**STATED PROBLEM**. In the listing below, count each line containing "JSON" and answer with the count only.

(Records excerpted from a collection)
○ ○ ○ ○ ○ ○ ○
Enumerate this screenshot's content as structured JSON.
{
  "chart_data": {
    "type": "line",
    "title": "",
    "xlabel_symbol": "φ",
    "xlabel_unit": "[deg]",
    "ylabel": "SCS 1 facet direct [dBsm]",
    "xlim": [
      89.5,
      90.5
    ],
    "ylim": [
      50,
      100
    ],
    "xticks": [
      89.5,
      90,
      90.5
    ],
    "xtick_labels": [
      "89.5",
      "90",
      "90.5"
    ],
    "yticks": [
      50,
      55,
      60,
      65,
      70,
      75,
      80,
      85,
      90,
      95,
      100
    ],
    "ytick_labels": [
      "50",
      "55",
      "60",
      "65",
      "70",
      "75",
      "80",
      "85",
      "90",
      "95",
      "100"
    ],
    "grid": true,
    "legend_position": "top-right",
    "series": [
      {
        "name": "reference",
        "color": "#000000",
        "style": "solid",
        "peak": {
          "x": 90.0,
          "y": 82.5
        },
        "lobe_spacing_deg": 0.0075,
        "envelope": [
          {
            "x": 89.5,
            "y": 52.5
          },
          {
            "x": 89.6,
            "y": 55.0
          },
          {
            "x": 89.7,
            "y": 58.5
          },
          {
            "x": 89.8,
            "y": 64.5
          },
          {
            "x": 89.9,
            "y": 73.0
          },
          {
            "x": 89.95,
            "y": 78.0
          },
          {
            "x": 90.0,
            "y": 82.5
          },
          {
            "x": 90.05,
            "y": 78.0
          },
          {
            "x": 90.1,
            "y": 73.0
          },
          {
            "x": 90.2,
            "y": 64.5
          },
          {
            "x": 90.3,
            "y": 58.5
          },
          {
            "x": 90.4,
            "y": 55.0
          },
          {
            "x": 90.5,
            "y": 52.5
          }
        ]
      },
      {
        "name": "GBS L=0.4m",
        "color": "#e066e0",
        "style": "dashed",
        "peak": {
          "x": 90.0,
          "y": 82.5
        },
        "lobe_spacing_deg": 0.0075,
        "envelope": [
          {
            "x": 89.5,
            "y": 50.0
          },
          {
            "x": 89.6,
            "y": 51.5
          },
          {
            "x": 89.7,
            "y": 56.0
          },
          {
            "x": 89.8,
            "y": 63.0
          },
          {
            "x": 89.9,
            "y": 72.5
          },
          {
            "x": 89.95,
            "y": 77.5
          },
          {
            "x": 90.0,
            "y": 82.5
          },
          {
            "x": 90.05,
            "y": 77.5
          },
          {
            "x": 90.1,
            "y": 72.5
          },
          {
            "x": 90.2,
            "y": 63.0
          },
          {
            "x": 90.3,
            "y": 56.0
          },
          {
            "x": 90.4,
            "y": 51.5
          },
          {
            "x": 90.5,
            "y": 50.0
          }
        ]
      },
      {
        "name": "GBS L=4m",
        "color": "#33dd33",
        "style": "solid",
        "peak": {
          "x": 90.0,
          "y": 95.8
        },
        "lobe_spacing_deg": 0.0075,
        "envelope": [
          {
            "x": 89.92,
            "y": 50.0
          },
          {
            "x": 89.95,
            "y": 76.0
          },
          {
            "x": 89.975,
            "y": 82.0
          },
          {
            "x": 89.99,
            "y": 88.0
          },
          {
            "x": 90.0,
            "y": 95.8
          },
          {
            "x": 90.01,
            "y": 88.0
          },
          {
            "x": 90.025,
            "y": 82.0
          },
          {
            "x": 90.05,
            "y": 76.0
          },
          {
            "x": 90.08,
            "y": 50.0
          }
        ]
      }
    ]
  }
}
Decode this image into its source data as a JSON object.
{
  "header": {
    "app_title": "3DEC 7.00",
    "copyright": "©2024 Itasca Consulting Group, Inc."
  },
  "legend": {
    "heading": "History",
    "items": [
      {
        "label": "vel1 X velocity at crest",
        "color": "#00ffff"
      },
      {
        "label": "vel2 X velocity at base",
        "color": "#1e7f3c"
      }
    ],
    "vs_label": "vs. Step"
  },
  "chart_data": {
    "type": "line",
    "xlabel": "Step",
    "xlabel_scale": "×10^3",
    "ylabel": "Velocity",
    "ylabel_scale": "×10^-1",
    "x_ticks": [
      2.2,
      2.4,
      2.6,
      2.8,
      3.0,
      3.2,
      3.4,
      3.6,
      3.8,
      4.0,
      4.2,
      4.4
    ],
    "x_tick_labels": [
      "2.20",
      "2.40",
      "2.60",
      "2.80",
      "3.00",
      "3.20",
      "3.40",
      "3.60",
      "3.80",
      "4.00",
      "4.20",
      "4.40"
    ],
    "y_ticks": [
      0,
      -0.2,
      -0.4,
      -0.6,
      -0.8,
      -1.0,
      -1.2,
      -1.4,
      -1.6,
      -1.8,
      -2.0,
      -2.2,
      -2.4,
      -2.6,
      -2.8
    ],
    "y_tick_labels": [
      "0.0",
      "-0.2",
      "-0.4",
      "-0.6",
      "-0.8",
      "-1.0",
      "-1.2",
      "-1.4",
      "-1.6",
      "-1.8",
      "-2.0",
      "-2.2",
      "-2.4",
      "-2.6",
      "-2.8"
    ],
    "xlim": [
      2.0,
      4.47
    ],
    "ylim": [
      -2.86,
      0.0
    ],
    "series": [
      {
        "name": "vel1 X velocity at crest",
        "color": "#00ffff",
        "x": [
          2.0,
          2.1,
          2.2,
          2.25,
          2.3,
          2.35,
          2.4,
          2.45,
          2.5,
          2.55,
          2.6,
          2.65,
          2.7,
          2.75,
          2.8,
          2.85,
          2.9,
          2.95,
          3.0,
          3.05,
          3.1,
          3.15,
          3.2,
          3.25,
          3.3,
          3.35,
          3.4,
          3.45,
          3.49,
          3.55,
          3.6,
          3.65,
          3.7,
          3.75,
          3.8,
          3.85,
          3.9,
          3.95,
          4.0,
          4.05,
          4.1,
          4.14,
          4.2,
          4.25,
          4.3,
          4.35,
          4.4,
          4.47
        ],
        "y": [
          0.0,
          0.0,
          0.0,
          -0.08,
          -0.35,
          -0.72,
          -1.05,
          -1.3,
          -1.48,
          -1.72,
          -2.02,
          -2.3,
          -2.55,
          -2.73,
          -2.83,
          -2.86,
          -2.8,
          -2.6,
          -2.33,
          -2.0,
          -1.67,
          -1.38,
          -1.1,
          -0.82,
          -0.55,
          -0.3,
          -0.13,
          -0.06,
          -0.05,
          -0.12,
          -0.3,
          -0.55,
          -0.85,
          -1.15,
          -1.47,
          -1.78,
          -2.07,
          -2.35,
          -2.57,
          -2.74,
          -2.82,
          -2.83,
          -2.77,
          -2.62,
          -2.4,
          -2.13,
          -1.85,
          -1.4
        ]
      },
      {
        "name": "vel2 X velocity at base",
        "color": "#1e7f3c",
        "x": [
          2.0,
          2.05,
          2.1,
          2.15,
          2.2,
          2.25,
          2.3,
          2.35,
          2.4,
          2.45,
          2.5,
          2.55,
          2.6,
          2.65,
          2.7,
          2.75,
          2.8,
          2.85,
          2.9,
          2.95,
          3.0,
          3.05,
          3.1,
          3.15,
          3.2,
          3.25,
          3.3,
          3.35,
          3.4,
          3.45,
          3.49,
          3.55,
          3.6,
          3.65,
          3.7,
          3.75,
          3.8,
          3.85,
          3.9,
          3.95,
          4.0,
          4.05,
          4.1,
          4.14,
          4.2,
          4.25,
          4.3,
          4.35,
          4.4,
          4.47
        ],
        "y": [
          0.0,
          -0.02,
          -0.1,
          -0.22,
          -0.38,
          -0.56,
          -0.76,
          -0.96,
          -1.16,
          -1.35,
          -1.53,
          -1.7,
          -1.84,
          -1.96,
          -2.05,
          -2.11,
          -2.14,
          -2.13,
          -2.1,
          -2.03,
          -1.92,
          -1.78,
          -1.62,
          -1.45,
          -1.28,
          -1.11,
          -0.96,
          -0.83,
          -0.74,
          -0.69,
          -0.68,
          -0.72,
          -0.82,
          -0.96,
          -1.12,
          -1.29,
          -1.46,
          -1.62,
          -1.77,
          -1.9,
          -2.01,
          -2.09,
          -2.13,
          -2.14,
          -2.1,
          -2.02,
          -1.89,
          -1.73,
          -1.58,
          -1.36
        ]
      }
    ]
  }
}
○ ○ ○ ○ ○ ○ ○
**TASK SOLUTION**. 2